▸ **Written problem**
Reproduce all of the data below without alteration; exclude every picture.

▸ **Data entries**

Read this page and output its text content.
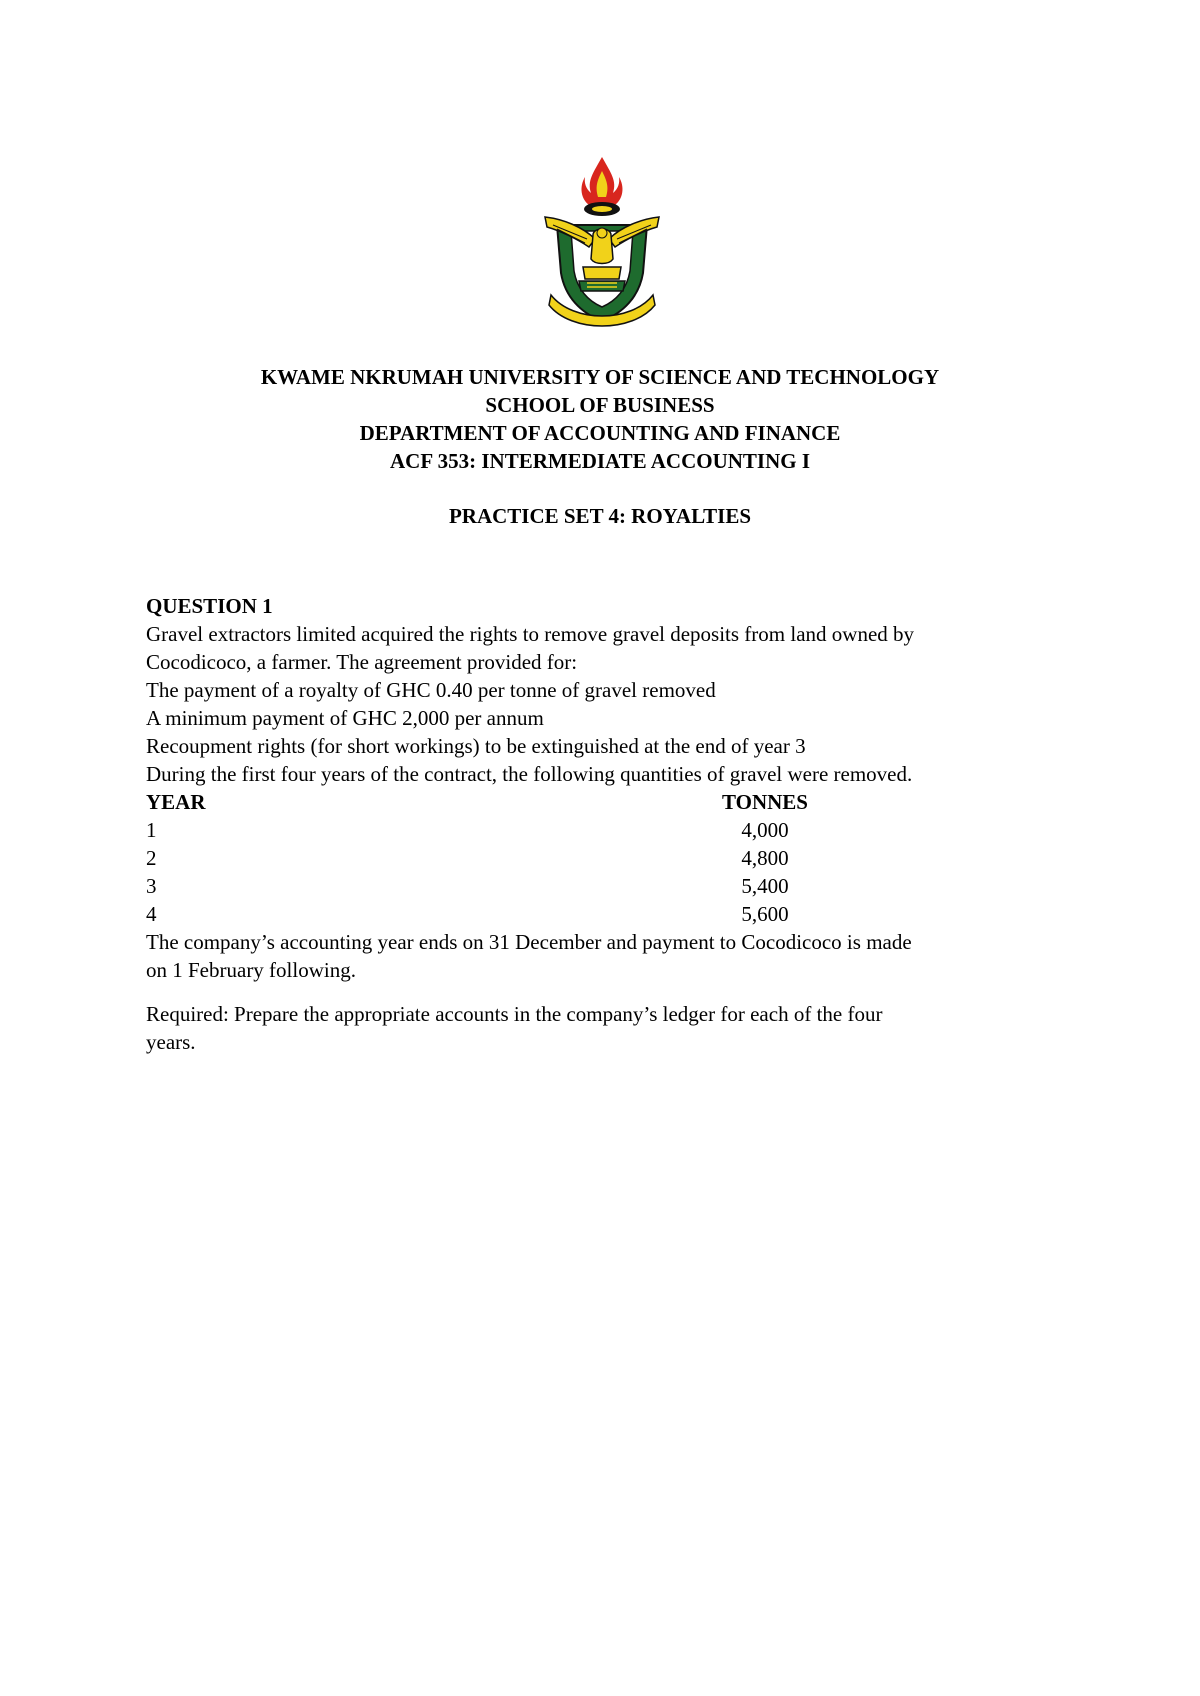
KWAME NKRUMAH UNIVERSITY OF SCIENCE AND TECHNOLOGY
SCHOOL OF BUSINESS
DEPARTMENT OF ACCOUNTING AND FINANCE
ACF 353: INTERMEDIATE ACCOUNTING I
PRACTICE SET 4: ROYALTIES

QUESTION 1

Gravel extractors limited acquired the rights to remove gravel deposits from land owned by

Cocodicoco, a farmer. The agreement provided for:

The payment of a royalty of GHC 0.40 per tonne of gravel removed

A minimum payment of GHC 2,000 per annum

Recoupment rights (for short workings) to be extinguished at the end of year 3

During the first four years of the contract, the following quantities of gravel were removed.

YEAR	TONNES
1	4,000
2	4,800
3	5,400
4	5,600

The company’s accounting year ends on 31 December and payment to Cocodicoco is made

on 1 February following.

Required: Prepare the appropriate accounts in the company’s ledger for each of the four

years.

▸ **Response below**
Read this page and output its text content.
KWAME NKRUMAH UNIVERSITY OF SCIENCE AND TECHNOLOGY
SCHOOL OF BUSINESS
DEPARTMENT OF ACCOUNTING AND FINANCE
ACF 353: INTERMEDIATE ACCOUNTING I
PRACTICE SET 4: ROYALTIES

QUESTION 1

Gravel extractors limited acquired the rights to remove gravel deposits from land owned by

Cocodicoco, a farmer. The agreement provided for:

The payment of a royalty of GHC 0.40 per tonne of gravel removed

A minimum payment of GHC 2,000 per annum

Recoupment rights (for short workings) to be extinguished at the end of year 3

During the first four years of the contract, the following quantities of gravel were removed.

YEAR	TONNES
1	4,000
2	4,800
3	5,400
4	5,600

The company’s accounting year ends on 31 December and payment to Cocodicoco is made

on 1 February following.

Required: Prepare the appropriate accounts in the company’s ledger for each of the four

years.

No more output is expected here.